DATA EXCERPTS:
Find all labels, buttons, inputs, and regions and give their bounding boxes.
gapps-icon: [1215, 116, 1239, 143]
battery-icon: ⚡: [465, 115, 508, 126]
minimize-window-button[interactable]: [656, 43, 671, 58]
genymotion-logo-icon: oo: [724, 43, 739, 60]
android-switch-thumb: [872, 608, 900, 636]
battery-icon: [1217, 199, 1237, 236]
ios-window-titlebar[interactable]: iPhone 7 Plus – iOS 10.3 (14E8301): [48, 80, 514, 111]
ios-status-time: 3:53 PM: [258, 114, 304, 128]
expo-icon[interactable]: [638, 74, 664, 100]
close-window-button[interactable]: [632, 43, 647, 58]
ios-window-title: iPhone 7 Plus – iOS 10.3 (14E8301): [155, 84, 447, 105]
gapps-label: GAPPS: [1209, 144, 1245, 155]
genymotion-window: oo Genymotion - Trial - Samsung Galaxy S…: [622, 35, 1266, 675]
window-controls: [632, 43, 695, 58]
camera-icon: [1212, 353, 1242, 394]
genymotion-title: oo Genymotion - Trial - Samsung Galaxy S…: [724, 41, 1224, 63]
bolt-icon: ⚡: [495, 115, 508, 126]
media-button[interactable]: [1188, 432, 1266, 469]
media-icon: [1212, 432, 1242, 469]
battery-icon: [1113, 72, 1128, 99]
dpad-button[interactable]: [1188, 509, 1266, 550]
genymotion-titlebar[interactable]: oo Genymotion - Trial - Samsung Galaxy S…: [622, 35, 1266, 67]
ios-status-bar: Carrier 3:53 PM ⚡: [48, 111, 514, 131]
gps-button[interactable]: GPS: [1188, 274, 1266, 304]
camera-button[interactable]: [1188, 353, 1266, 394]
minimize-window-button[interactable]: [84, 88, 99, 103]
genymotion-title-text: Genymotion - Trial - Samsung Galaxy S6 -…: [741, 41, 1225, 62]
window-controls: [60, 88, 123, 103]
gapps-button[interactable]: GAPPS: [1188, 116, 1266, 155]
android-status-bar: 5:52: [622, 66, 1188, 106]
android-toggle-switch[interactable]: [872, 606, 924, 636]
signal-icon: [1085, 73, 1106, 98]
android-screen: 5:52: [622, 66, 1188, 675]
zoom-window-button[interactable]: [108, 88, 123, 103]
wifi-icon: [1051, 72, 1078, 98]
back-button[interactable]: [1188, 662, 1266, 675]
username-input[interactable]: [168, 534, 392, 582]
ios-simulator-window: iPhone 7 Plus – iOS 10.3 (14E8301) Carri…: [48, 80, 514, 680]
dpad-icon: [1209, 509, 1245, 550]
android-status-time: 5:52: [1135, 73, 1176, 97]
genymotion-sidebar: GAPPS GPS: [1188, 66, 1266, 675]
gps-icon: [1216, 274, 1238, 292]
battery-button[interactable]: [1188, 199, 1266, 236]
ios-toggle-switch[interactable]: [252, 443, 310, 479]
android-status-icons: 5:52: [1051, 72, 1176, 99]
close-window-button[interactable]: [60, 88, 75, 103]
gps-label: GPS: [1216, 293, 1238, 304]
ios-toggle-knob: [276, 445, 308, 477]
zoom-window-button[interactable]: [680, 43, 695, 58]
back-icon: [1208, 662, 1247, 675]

WRITTEN PROBLEM: Render the lines above as a Markdown table with two columns, "Row" for the row number and "Text" for the line itself, and skip any blank lines.

TASK OUTPUT:
| Row | Text |
|---|---|
| 1 | Find all labels, buttons, inputs, and regions and give their bounding boxes. |
| 2 | gapps-icon: [1215, 116, 1239, 143] |
| 3 | battery-icon: ⚡: [465, 115, 508, 126] |
| 4 | minimize-window-button[interactable]: [656, 43, 671, 58] |
| 5 | genymotion-logo-icon: oo: [724, 43, 739, 60] |
| 6 | android-switch-thumb: [872, 608, 900, 636] |
| 7 | battery-icon: [1217, 199, 1237, 236] |
| 8 | ios-window-titlebar[interactable]: iPhone 7 Plus – iOS 10.3 (14E8301): [48, 80, 514, 111] |
| 9 | ios-status-time: 3:53 PM: [258, 114, 304, 128] |
| 10 | expo-icon[interactable]: [638, 74, 664, 100] |
| 11 | close-window-button[interactable]: [632, 43, 647, 58] |
| 12 | ios-window-title: iPhone 7 Plus – iOS 10.3 (14E8301): [155, 84, 447, 105] |
| 13 | gapps-label: GAPPS: [1209, 144, 1245, 155] |
| 14 | genymotion-window: oo Genymotion - Trial - Samsung Galaxy S…: [622, 35, 1266, 675] |
| 15 | window-controls: [632, 43, 695, 58] |
| 16 | camera-icon: [1212, 353, 1242, 394] |
| 17 | genymotion-title: oo Genymotion - Trial - Samsung Galaxy S…: [724, 41, 1224, 63] |
| 18 | bolt-icon: ⚡: [495, 115, 508, 126] |
| 19 | media-button[interactable]: [1188, 432, 1266, 469] |
| 20 | media-icon: [1212, 432, 1242, 469] |
| 21 | battery-icon: [1113, 72, 1128, 99] |
| 22 | dpad-button[interactable]: [1188, 509, 1266, 550] |
| 23 | genymotion-titlebar[interactable]: oo Genymotion - Trial - Samsung Galaxy S…: [622, 35, 1266, 67] |
| 24 | ios-status-bar: Carrier 3:53 PM ⚡: [48, 111, 514, 131] |
| 25 | gps-button[interactable]: GPS: [1188, 274, 1266, 304] |
| 26 | camera-button[interactable]: [1188, 353, 1266, 394] |
| 27 | minimize-window-button[interactable]: [84, 88, 99, 103] |
| 28 | genymotion-title-text: Genymotion - Trial - Samsung Galaxy S6 -…: [741, 41, 1225, 62] |
| 29 | window-controls: [60, 88, 123, 103] |
| 30 | gapps-button[interactable]: GAPPS: [1188, 116, 1266, 155] |
| 31 | android-status-bar: 5:52: [622, 66, 1188, 106] |
| 32 | android-toggle-switch[interactable]: [872, 606, 924, 636] |
| 33 | signal-icon: [1085, 73, 1106, 98] |
| 34 | android-screen: 5:52: [622, 66, 1188, 675] |
| 35 | zoom-window-button[interactable]: [108, 88, 123, 103] |
| 36 | wifi-icon: [1051, 72, 1078, 98] |
| 37 | back-button[interactable]: [1188, 662, 1266, 675] |
| 38 | username-input[interactable]: [168, 534, 392, 582] |
| 39 | ios-simulator-window: iPhone 7 Plus – iOS 10.3 (14E8301) Carri…: [48, 80, 514, 680] |
| 40 | dpad-icon: [1209, 509, 1245, 550] |
| 41 | android-status-time: 5:52: [1135, 73, 1176, 97] |
| 42 | genymotion-sidebar: GAPPS GPS: [1188, 66, 1266, 675] |
| 43 | gps-icon: [1216, 274, 1238, 292] |
| 44 | battery-button[interactable]: [1188, 199, 1266, 236] |
| 45 | ios-toggle-switch[interactable]: [252, 443, 310, 479] |
| 46 | android-status-icons: 5:52: [1051, 72, 1176, 99] |
| 47 | close-window-button[interactable]: [60, 88, 75, 103] |
| 48 | gps-label: GPS: [1216, 293, 1238, 304] |
| 49 | ios-toggle-knob: [276, 445, 308, 477] |
| 50 | zoom-window-button[interactable]: [680, 43, 695, 58] |
| 51 | back-icon: [1208, 662, 1247, 675] |